▶ **WHAT IS NEEDED**:
From the listing below, extract each line containing the string "должности".
▬▬▬▬▬▬
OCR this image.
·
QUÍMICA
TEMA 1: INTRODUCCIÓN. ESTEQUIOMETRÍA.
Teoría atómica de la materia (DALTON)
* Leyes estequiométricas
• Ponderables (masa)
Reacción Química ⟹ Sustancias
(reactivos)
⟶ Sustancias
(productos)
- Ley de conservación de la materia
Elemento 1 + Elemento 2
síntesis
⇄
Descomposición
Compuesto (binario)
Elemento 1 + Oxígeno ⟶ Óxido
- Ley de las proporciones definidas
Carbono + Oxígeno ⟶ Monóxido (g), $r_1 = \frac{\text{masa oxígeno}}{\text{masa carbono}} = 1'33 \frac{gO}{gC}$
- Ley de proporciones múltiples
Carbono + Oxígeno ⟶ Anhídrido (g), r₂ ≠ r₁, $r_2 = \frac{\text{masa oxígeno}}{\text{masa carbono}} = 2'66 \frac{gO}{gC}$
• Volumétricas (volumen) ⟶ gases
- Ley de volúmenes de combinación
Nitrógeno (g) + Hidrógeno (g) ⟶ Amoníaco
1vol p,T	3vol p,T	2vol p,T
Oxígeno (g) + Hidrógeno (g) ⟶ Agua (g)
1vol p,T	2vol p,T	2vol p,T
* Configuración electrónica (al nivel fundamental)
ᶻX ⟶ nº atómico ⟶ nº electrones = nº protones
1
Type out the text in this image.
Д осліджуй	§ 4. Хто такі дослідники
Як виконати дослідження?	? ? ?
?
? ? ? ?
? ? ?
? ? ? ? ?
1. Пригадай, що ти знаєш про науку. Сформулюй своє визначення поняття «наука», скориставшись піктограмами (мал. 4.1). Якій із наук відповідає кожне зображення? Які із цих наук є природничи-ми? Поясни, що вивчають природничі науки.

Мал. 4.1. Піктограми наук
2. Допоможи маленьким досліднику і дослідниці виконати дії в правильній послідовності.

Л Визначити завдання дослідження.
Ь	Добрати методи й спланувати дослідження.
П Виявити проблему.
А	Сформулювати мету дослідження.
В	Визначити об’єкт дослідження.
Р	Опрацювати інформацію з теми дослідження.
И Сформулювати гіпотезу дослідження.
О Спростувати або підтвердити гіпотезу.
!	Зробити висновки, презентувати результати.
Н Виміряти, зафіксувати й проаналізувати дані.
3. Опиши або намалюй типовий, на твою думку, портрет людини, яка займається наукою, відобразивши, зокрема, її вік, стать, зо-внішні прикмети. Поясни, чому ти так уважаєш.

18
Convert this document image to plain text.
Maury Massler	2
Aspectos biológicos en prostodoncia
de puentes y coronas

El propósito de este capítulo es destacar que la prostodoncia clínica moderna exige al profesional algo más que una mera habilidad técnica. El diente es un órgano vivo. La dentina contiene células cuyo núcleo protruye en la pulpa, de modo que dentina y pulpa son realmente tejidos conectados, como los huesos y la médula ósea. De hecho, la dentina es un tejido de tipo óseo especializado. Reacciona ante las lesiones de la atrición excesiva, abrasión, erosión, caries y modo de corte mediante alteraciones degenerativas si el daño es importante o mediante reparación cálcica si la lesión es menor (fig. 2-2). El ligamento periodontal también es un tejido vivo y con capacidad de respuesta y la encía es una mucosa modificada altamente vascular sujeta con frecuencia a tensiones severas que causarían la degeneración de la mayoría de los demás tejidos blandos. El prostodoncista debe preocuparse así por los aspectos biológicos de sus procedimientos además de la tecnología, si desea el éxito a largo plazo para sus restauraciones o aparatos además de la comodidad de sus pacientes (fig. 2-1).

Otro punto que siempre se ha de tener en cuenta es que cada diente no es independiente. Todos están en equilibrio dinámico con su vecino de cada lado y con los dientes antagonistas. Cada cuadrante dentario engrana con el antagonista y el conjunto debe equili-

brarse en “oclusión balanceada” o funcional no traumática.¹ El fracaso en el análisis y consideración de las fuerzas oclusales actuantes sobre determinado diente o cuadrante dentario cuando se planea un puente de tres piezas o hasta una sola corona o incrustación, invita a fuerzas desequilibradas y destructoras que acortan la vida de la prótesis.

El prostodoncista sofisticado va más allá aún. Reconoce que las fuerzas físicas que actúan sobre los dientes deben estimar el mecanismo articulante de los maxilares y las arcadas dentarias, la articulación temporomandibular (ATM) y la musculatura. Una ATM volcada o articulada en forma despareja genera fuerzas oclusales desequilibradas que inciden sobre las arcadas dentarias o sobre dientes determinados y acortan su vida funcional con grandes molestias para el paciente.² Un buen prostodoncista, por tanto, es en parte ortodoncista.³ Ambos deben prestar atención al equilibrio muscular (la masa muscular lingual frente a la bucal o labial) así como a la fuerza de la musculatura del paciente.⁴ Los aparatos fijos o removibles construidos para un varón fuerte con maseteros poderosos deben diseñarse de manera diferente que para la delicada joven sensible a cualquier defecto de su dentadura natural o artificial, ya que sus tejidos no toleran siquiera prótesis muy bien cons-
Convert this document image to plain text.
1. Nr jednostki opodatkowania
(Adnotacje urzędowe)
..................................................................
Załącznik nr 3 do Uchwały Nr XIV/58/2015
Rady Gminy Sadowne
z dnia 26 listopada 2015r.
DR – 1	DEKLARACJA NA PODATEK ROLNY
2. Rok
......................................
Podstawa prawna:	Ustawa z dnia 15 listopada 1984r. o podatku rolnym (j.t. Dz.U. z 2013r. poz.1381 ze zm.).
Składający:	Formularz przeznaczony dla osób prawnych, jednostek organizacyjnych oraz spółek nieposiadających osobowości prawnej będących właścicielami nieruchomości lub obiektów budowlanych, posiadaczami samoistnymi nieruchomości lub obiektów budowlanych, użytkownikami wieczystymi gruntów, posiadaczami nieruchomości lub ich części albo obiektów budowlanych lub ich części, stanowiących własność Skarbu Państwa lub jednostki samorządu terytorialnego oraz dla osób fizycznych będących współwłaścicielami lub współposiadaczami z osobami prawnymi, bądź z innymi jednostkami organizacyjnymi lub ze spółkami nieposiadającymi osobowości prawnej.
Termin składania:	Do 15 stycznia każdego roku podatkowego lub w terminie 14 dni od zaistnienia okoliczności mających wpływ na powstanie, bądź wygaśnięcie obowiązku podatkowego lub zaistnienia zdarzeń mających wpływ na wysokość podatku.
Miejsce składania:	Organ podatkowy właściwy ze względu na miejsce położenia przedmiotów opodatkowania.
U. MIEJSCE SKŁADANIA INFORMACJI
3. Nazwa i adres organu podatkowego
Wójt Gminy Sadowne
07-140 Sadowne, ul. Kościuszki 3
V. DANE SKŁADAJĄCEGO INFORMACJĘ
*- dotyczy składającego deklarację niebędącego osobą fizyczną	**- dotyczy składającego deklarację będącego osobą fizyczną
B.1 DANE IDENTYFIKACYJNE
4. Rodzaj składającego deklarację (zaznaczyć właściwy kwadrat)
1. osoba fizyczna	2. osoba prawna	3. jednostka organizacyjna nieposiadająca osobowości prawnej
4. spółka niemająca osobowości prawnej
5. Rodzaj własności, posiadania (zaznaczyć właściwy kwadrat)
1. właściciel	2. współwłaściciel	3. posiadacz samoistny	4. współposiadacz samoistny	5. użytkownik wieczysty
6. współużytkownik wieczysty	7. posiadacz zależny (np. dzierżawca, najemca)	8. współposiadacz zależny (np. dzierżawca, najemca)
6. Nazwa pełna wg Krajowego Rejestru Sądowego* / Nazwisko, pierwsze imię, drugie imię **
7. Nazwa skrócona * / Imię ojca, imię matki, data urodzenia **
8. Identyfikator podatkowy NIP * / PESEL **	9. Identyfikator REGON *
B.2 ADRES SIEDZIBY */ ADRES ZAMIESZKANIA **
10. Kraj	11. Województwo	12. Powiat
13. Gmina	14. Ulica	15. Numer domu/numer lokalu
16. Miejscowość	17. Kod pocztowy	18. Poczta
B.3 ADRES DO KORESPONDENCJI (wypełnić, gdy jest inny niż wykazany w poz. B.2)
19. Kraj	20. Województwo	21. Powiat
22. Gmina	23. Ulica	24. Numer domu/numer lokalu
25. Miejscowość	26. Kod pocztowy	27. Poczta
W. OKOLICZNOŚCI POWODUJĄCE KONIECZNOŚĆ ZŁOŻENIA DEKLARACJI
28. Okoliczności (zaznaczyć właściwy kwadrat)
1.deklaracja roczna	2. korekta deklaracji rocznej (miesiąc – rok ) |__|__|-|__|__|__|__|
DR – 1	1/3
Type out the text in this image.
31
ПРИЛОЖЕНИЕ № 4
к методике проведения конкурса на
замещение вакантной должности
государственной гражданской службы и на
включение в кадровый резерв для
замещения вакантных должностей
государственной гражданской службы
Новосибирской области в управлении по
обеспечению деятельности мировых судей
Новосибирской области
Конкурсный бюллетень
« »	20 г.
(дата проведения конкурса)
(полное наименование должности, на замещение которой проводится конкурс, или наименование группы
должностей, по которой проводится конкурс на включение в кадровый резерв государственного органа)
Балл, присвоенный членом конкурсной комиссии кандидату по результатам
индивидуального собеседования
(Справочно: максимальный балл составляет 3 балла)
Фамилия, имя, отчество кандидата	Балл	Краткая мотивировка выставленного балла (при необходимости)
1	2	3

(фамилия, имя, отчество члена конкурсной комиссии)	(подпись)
▬▬▬▬▬▬
▶ **TASK RESULT**:
замещение вакантной должности
(полное наименование должности, на замещение которой проводится конкурс, или наименование группы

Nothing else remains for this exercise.